DATASET CONTENT>

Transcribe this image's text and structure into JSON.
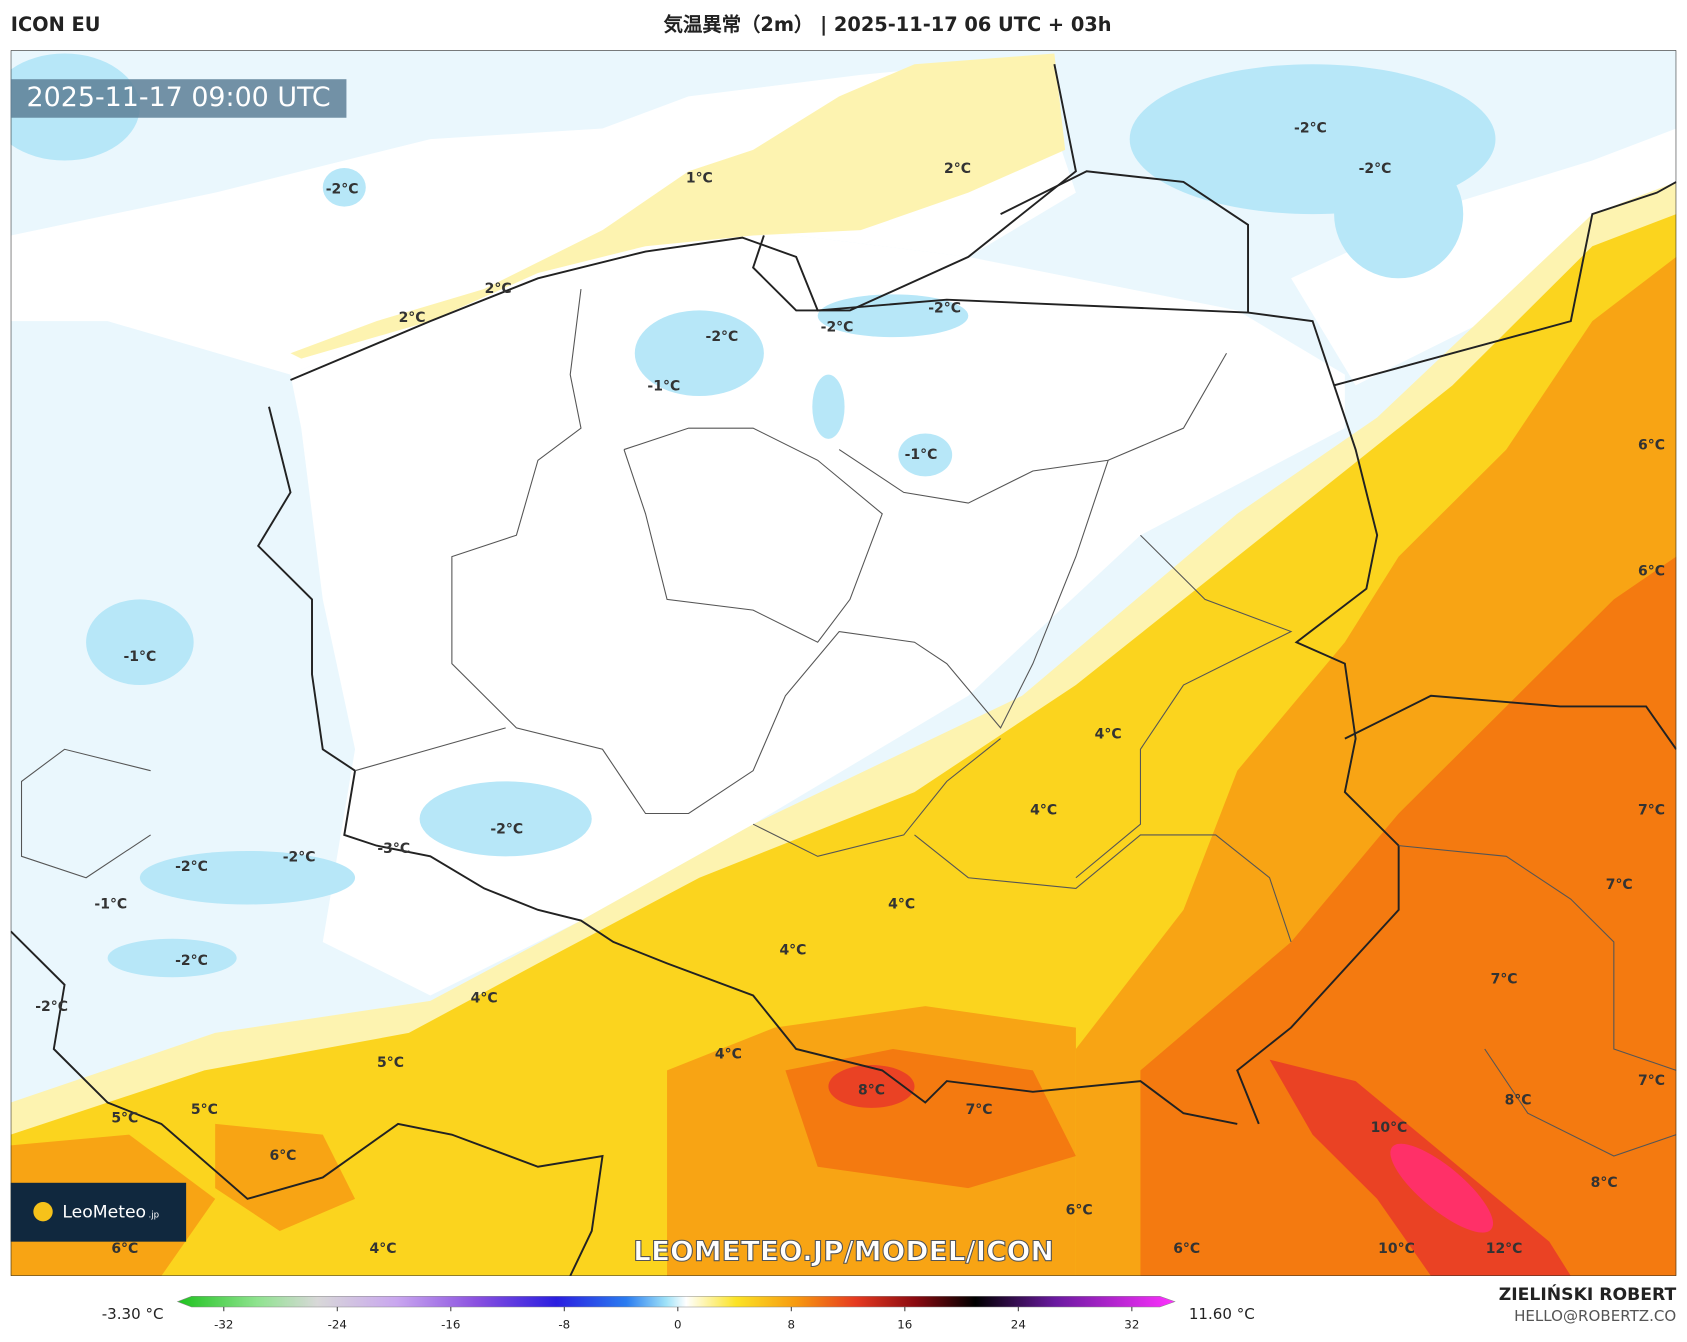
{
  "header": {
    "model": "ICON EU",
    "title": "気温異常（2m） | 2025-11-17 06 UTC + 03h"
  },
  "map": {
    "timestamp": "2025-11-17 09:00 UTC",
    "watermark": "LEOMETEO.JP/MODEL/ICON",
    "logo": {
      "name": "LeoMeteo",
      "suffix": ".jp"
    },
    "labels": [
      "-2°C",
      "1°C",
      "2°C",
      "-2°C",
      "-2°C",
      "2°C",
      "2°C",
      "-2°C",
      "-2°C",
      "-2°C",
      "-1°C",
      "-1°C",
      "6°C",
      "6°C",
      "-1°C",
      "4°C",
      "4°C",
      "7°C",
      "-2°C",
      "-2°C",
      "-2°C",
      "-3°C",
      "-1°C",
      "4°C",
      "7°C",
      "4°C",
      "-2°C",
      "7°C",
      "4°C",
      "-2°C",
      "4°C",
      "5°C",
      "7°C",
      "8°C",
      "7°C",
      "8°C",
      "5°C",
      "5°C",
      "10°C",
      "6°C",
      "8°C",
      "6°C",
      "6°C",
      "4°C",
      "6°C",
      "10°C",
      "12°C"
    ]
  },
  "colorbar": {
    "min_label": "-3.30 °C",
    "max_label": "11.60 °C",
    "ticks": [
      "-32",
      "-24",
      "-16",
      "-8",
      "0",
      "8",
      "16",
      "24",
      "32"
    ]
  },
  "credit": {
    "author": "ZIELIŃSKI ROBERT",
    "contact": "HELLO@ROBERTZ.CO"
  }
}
...
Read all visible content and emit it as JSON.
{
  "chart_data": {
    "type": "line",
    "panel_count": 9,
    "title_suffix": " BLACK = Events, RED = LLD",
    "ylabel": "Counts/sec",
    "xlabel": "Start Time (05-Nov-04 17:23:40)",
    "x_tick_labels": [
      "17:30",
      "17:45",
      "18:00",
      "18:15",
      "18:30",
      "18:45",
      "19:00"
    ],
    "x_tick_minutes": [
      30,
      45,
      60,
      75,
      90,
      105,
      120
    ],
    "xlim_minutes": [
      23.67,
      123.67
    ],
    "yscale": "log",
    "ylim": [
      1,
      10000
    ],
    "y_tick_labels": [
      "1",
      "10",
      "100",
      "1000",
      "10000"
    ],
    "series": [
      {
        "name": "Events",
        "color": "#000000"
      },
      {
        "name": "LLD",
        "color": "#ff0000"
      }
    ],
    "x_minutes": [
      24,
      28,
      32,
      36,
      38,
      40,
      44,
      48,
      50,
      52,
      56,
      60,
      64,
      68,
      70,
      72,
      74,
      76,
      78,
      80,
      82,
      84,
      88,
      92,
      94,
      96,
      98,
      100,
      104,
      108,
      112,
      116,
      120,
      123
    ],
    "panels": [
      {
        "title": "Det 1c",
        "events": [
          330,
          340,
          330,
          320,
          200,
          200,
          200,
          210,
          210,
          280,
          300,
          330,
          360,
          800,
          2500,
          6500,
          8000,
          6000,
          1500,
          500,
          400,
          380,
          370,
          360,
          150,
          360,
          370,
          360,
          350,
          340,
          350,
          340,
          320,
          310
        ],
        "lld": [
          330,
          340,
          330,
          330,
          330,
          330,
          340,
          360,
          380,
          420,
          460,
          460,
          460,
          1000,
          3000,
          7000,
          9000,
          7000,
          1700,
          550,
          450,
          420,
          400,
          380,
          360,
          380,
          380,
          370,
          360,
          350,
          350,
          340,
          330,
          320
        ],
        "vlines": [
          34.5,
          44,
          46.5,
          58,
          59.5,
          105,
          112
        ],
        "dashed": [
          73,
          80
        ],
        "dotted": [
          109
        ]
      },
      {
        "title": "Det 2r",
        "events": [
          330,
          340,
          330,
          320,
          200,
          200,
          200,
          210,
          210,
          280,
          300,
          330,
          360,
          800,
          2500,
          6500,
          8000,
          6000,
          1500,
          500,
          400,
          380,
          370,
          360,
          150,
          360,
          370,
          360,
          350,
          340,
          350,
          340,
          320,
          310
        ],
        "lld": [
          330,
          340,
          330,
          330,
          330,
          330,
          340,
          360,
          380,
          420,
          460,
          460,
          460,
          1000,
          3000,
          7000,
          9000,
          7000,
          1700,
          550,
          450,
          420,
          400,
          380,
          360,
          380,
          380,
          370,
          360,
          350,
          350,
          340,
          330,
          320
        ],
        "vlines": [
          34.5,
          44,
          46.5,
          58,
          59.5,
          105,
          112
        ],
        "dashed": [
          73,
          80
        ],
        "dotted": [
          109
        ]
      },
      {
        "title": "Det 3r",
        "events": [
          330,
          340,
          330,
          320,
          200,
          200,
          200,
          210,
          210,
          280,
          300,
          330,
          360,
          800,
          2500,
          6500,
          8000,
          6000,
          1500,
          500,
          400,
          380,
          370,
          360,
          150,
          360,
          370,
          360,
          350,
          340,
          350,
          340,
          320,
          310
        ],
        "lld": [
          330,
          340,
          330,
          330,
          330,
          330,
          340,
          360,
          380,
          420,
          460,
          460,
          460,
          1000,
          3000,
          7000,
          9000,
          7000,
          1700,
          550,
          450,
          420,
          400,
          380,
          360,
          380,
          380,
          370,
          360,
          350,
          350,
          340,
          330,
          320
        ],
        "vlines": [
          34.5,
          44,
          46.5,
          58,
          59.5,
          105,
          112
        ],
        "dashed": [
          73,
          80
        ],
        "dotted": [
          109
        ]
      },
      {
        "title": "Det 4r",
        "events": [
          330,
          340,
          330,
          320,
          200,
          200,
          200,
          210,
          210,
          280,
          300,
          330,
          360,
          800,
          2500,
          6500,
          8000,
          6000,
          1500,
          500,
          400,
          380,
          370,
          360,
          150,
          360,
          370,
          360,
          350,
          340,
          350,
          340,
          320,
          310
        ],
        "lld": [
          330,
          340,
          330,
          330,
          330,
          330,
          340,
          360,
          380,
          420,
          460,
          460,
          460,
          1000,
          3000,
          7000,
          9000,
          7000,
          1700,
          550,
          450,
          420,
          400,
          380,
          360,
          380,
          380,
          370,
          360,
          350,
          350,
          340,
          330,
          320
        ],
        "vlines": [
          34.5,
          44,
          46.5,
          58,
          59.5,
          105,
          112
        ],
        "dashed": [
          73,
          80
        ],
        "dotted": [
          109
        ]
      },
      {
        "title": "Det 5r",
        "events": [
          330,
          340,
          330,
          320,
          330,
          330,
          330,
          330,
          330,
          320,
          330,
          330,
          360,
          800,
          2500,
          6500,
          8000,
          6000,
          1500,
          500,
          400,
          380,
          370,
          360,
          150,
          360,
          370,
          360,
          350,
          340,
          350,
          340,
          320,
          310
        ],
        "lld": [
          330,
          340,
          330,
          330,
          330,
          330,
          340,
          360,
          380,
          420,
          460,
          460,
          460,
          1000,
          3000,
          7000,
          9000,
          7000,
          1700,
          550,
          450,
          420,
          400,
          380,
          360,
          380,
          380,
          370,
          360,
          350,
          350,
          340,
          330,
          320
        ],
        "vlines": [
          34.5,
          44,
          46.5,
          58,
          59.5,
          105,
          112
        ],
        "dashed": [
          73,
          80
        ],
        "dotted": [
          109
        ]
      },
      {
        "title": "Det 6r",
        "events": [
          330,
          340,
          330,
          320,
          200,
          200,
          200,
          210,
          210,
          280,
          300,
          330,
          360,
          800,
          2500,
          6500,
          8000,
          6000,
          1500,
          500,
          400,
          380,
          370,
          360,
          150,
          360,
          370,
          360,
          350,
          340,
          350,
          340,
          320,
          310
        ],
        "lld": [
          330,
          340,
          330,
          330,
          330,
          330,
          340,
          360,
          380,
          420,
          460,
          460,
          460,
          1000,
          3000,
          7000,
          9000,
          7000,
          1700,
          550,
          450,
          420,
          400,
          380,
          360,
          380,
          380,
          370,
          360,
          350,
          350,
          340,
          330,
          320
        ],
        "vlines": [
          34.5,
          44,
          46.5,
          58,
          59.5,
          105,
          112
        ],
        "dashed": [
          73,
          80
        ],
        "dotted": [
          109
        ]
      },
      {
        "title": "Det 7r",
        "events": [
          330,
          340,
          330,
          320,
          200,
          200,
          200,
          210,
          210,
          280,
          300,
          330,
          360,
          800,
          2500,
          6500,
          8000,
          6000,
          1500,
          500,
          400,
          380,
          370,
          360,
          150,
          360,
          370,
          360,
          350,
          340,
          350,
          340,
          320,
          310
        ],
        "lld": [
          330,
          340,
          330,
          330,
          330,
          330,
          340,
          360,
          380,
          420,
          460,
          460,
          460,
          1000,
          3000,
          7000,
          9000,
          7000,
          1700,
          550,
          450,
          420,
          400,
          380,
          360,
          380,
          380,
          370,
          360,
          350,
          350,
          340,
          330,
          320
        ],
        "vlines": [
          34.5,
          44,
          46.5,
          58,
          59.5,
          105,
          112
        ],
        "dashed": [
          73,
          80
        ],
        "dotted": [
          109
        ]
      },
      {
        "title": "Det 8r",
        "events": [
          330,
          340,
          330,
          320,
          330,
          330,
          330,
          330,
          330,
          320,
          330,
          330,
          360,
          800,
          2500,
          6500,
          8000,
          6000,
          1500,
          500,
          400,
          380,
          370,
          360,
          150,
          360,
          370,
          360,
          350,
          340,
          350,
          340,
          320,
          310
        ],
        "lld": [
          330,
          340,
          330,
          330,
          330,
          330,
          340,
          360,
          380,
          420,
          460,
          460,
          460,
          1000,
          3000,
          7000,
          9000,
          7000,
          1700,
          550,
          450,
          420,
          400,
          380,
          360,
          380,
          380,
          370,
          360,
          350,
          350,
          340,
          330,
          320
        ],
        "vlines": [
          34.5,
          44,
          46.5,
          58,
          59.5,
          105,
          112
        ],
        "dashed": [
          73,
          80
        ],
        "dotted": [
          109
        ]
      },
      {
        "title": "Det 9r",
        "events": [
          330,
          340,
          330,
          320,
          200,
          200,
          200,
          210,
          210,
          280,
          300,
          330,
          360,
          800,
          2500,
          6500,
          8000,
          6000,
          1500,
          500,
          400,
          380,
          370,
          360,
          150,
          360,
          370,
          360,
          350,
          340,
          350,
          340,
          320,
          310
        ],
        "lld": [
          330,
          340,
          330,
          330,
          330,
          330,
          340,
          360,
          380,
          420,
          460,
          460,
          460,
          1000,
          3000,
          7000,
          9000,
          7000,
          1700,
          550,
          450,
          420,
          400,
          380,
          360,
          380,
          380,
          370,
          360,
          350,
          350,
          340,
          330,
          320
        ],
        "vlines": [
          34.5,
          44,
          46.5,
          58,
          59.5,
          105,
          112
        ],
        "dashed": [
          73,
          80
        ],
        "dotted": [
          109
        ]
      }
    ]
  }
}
* * *
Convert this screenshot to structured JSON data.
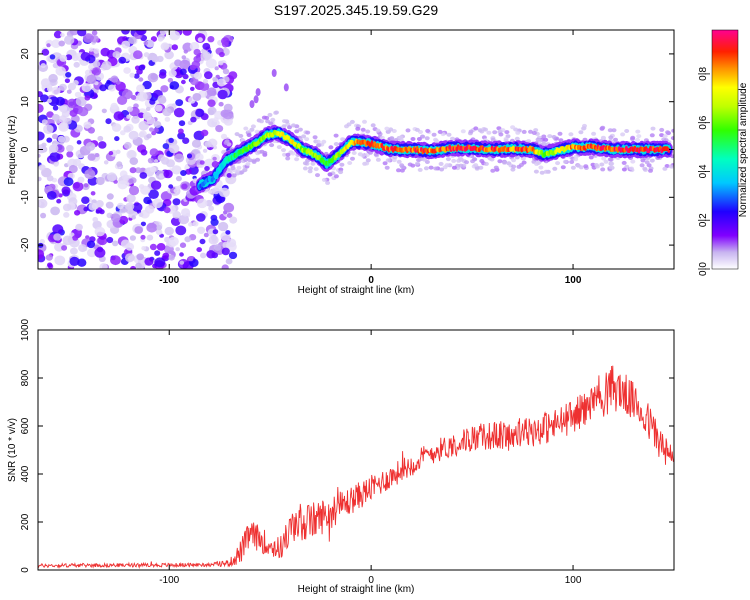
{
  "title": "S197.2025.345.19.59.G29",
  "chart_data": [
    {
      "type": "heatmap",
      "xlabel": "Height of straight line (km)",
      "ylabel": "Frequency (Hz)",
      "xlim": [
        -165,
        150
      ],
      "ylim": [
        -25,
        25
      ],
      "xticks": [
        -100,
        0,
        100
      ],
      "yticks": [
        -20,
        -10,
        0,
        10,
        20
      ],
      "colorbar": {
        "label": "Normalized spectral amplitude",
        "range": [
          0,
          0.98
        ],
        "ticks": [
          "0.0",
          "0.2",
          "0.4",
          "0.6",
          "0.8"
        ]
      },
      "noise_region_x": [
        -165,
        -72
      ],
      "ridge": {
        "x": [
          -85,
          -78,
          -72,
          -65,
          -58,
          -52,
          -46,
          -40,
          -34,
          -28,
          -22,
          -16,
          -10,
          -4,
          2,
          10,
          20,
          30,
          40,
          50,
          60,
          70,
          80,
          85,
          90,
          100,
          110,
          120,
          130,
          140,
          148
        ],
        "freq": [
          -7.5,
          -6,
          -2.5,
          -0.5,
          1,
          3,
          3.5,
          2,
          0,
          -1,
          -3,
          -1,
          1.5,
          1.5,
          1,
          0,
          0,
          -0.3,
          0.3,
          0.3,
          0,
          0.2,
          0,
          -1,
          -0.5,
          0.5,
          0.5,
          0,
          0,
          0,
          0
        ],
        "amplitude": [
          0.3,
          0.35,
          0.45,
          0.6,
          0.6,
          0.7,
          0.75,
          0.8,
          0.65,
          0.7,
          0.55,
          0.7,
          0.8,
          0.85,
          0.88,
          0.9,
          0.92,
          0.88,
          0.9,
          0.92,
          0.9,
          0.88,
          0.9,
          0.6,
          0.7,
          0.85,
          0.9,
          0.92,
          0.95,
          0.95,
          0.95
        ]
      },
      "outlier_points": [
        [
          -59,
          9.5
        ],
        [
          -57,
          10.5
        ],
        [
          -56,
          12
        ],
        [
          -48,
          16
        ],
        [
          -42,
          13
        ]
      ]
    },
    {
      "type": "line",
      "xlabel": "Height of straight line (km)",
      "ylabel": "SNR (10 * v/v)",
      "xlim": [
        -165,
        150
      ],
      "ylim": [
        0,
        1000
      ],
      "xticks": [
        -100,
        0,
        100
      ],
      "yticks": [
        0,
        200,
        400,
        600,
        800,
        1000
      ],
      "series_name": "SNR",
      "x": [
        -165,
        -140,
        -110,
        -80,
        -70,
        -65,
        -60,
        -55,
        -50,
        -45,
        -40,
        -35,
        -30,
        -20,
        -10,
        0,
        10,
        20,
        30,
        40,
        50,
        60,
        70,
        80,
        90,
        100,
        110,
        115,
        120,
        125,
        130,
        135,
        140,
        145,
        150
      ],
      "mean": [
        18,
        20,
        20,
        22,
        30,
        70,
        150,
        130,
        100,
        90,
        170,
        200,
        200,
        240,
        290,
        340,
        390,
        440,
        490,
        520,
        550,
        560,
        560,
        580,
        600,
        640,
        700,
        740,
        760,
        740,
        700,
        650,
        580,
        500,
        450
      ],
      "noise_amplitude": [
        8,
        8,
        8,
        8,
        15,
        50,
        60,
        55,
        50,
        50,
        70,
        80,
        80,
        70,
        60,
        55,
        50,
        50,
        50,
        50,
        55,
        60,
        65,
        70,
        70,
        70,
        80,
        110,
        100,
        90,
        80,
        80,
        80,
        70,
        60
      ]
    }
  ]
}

STATED EXERCISE>
Identify the lines above with the word "ylabel". Copy them.

CORRECT OUTPUT>
    "ylabel": "Counts/sec",
      "ylabel": "Frequency (Hz)",
      "ylabel": "SNR (10 * v/v)",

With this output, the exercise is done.